Your task is to copy every line of the records below that contains "month".
------------------------------------------------------------------------
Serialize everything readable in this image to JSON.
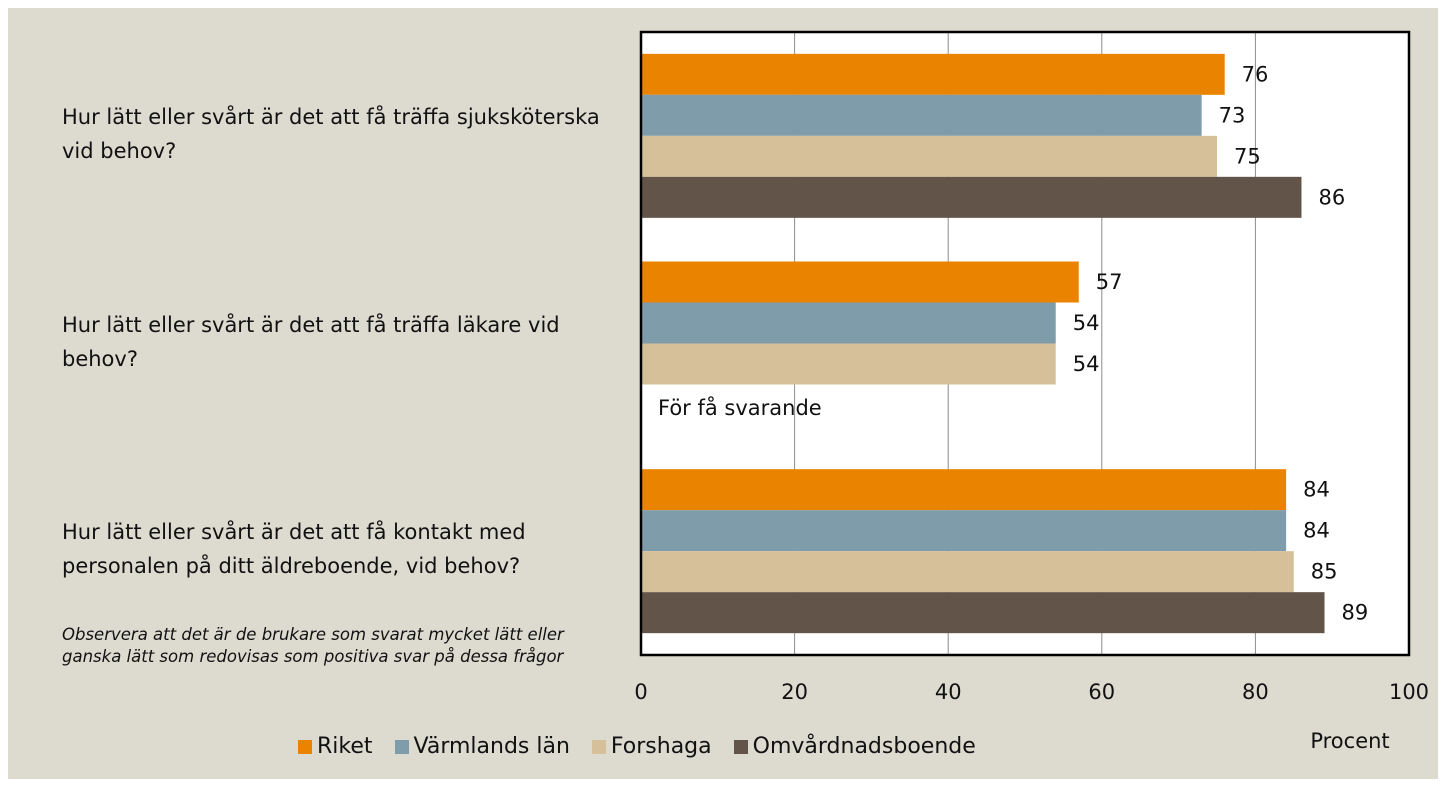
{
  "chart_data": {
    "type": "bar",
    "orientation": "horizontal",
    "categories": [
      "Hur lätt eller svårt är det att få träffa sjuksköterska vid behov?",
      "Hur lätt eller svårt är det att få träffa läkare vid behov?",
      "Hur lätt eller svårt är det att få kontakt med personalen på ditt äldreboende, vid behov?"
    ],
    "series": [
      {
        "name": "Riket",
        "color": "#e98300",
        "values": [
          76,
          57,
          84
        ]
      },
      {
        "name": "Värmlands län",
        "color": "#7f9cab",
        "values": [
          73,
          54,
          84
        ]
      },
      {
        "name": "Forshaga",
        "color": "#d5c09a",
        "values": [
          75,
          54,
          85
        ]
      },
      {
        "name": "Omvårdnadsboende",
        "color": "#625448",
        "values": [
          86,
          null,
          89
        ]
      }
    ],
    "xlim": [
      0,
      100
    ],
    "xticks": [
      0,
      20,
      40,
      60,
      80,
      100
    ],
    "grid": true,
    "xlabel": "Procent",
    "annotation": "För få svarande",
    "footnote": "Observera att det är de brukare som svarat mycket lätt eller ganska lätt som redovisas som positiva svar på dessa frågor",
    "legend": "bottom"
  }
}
------------------------------------------------------------------------
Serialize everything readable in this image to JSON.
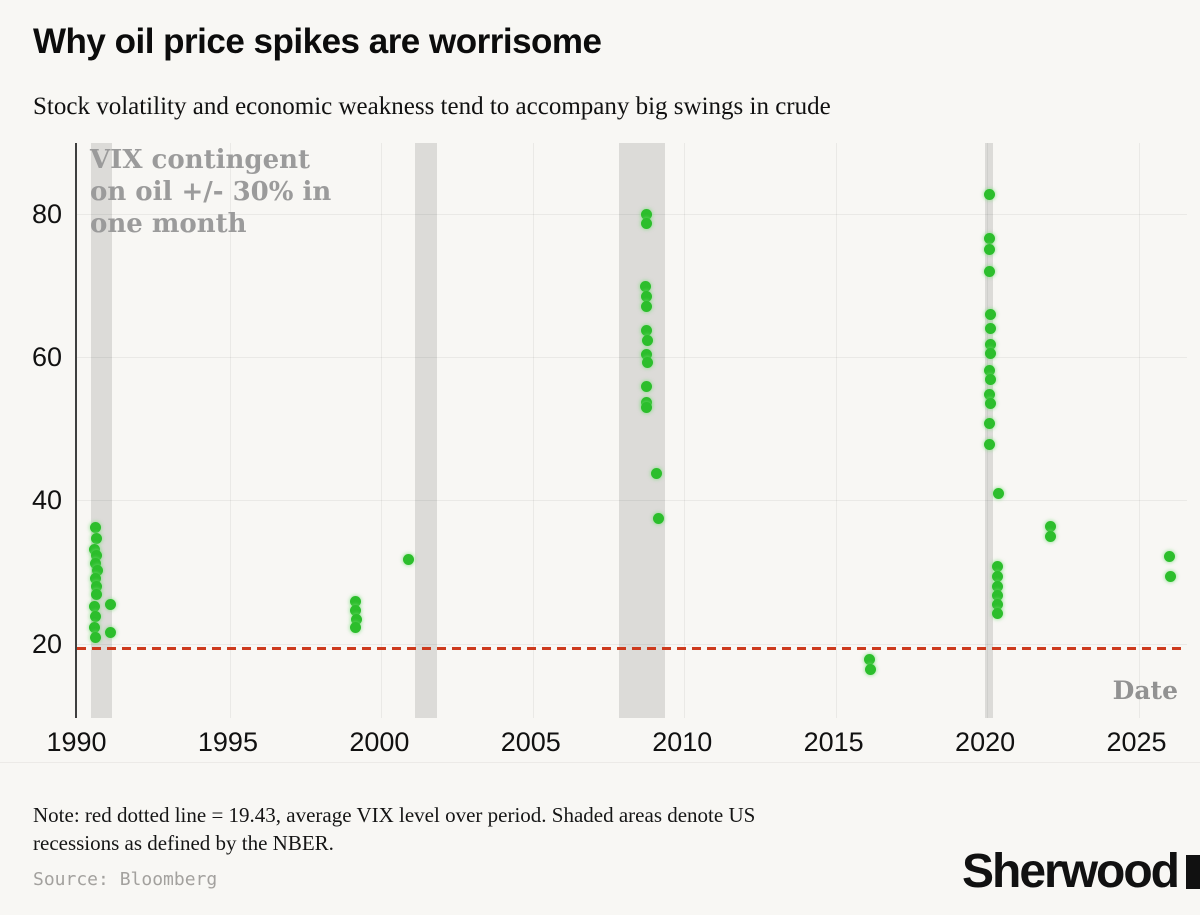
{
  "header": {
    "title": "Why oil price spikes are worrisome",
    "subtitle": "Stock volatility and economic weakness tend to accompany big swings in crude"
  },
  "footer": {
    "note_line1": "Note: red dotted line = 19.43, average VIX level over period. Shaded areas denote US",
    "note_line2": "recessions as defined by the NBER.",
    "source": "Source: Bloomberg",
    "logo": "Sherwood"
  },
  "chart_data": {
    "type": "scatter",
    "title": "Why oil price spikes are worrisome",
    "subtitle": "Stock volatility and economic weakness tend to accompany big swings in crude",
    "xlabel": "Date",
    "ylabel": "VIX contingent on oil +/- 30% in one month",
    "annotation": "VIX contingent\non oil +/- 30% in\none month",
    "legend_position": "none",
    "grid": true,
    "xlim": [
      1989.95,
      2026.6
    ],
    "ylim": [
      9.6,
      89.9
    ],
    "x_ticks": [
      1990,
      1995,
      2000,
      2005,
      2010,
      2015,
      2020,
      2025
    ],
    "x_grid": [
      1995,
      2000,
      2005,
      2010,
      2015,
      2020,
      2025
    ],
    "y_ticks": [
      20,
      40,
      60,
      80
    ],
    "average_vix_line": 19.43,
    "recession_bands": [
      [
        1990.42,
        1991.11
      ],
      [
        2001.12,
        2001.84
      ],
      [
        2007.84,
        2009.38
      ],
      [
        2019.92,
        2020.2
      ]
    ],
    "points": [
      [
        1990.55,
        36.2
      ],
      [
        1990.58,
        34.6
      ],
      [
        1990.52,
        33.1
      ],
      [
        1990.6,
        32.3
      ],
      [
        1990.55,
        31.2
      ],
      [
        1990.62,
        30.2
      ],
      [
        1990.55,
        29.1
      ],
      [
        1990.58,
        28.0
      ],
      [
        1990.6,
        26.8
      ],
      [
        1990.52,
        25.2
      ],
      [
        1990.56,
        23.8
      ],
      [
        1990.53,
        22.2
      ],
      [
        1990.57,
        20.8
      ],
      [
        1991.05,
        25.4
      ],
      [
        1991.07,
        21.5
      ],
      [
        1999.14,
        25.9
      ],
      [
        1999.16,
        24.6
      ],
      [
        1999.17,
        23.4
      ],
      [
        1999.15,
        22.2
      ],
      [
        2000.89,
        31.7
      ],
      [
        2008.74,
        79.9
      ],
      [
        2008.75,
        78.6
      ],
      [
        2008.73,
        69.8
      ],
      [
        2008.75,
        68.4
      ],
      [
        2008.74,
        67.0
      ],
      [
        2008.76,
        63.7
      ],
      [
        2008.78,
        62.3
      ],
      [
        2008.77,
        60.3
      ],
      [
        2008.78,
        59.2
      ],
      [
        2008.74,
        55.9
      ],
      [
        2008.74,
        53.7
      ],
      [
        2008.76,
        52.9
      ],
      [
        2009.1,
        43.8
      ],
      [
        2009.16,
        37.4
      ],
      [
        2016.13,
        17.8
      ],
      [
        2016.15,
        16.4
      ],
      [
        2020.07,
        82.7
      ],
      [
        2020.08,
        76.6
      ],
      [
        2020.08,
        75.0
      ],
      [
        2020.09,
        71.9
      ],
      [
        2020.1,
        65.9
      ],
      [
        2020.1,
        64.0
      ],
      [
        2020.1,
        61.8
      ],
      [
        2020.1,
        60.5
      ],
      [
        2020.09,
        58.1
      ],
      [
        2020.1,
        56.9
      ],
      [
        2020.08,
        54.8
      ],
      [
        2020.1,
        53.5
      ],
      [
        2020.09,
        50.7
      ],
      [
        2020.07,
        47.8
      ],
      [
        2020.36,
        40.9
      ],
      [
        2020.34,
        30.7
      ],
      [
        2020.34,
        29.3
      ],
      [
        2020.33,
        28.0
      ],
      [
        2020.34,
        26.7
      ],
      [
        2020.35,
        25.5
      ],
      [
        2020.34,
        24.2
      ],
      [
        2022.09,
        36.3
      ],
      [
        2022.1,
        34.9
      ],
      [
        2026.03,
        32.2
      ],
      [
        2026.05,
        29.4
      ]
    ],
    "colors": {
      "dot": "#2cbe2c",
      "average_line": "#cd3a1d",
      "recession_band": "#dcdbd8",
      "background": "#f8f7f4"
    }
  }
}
------------------------------------------------------------------------
- _Solution for this exercise_:
    "ylabel": "VIX contingent on oil +/- 30% in one month",
    "annotation": "VIX contingent\non oil +/- 30% in\none month",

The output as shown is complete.